(Figure record listings)
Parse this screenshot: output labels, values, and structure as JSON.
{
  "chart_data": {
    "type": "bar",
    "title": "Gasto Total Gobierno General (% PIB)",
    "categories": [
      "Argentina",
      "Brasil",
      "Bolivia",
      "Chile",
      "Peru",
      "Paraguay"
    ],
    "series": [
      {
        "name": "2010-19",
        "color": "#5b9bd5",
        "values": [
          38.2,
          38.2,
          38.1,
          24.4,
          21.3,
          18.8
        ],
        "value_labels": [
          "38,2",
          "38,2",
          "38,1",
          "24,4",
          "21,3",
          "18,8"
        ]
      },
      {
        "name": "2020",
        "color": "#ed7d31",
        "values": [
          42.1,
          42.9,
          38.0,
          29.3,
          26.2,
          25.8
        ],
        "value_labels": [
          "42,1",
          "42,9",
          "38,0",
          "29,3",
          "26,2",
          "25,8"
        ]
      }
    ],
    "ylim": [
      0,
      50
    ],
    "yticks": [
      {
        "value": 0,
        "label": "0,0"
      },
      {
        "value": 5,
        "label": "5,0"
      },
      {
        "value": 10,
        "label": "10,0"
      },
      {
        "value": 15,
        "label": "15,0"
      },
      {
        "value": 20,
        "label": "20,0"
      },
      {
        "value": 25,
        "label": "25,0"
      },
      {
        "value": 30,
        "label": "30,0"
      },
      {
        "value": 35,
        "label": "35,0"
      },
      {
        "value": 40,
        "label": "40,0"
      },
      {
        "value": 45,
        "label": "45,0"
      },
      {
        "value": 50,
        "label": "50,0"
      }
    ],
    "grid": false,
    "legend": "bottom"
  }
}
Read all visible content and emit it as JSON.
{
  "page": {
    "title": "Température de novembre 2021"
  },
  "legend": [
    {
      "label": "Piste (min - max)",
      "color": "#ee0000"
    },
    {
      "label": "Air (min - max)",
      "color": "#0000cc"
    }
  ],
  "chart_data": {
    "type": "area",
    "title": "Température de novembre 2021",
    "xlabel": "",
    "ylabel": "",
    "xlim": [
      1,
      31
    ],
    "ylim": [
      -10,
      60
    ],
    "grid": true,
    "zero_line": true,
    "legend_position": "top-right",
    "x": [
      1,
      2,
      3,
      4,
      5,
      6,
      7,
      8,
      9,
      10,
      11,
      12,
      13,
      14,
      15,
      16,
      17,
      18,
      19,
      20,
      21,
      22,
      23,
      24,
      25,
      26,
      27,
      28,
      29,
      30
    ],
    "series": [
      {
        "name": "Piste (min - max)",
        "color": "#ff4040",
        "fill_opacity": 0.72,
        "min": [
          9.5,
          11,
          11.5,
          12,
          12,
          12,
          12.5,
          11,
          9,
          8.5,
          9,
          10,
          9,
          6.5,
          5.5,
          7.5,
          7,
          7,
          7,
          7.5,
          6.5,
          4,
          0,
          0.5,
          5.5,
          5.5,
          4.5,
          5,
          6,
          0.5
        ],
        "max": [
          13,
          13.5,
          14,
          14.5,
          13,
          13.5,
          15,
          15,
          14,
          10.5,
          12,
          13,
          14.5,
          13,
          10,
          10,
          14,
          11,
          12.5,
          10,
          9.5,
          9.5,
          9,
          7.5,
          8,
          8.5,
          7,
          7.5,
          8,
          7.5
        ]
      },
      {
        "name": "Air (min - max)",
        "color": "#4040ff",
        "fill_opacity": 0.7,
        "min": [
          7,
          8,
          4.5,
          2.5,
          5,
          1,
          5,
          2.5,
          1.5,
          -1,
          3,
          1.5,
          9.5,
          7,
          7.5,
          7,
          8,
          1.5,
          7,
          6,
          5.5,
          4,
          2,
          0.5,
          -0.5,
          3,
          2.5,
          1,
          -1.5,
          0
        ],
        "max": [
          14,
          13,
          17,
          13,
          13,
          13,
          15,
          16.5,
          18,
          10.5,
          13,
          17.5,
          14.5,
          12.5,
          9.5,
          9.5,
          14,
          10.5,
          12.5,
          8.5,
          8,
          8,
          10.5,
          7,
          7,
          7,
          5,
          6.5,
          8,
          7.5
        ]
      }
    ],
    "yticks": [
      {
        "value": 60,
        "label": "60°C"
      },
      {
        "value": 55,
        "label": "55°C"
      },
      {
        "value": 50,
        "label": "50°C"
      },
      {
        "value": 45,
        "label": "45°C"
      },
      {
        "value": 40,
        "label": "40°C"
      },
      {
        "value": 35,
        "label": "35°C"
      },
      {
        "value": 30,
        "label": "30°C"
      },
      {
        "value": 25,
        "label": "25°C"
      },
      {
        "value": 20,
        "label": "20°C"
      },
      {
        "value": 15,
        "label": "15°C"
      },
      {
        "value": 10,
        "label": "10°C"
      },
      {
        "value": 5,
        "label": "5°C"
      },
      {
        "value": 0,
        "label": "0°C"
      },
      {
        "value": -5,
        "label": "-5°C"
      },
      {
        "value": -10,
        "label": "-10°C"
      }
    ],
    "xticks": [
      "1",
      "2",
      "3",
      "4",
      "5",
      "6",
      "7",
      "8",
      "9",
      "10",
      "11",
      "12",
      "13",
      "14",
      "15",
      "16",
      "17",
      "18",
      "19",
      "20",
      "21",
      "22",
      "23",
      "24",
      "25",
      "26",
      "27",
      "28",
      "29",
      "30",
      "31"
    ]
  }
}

--

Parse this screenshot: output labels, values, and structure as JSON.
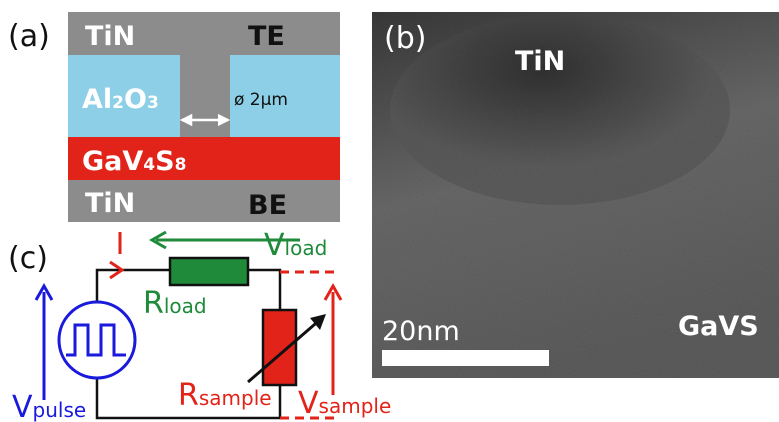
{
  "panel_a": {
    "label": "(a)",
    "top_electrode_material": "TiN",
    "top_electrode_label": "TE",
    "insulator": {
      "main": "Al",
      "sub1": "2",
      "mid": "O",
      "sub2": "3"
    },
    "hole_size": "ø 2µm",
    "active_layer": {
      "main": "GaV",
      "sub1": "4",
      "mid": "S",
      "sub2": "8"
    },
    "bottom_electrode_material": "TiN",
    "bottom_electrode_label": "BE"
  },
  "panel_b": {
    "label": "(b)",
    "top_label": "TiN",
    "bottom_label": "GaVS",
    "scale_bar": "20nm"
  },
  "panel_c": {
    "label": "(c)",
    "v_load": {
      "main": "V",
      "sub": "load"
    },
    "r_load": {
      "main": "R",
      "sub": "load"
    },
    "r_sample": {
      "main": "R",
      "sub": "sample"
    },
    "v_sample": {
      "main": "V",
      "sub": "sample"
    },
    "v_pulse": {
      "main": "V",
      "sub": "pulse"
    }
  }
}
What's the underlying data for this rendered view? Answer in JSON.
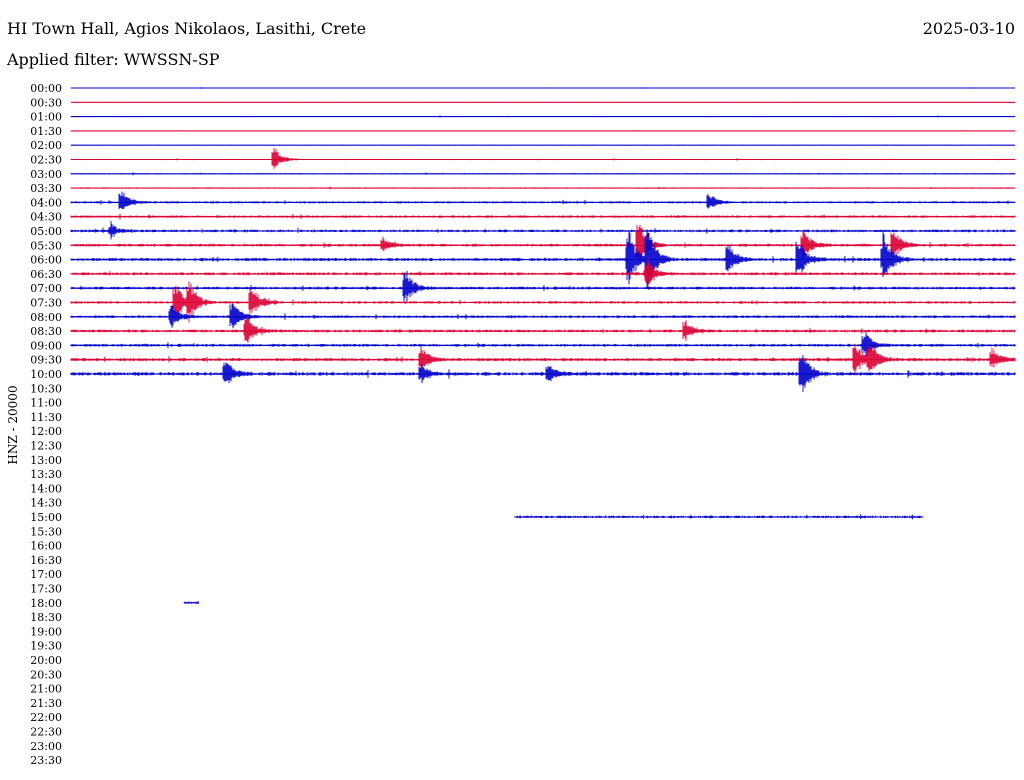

--

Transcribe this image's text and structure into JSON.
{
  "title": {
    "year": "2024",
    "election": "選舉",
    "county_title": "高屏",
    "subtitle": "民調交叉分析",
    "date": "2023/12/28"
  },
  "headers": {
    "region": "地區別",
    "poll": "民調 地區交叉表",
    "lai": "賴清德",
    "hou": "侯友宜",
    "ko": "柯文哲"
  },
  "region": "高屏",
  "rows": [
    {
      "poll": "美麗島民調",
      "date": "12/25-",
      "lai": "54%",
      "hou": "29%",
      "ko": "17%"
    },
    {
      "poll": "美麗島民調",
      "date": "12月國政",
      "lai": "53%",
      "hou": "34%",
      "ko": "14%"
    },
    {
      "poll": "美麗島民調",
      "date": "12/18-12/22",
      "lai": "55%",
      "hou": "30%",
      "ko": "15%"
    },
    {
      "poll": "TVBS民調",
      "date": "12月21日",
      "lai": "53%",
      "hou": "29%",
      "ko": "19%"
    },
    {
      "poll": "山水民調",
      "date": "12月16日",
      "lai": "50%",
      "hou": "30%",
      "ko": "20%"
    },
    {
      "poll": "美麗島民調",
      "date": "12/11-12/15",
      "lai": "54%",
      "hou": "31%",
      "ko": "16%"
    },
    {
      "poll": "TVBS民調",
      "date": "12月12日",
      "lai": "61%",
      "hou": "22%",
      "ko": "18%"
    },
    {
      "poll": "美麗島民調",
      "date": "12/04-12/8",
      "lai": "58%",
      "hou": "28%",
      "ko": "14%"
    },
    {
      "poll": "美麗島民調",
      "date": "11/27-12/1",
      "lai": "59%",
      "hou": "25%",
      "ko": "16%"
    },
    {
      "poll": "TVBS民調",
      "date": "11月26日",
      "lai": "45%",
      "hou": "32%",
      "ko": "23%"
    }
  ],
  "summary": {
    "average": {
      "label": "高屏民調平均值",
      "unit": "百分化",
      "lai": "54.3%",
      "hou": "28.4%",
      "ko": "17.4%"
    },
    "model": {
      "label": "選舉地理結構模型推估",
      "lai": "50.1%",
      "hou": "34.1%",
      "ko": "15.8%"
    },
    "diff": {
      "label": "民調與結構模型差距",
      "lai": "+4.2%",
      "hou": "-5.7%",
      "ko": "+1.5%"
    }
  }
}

▶ [TASK TO CARRY OUT]
Find the string "this" in the entries above and return each line that holds it.

▶ [WRITTEN RESPONSE]
Parse this screenshot: output labels, values, and structure as JSON.
Parse this screenshot: output labels, values, and structure as JSON.
What's the underlying data for this rendered view? Answer in JSON.
Transcribe this image's text and structure into JSON.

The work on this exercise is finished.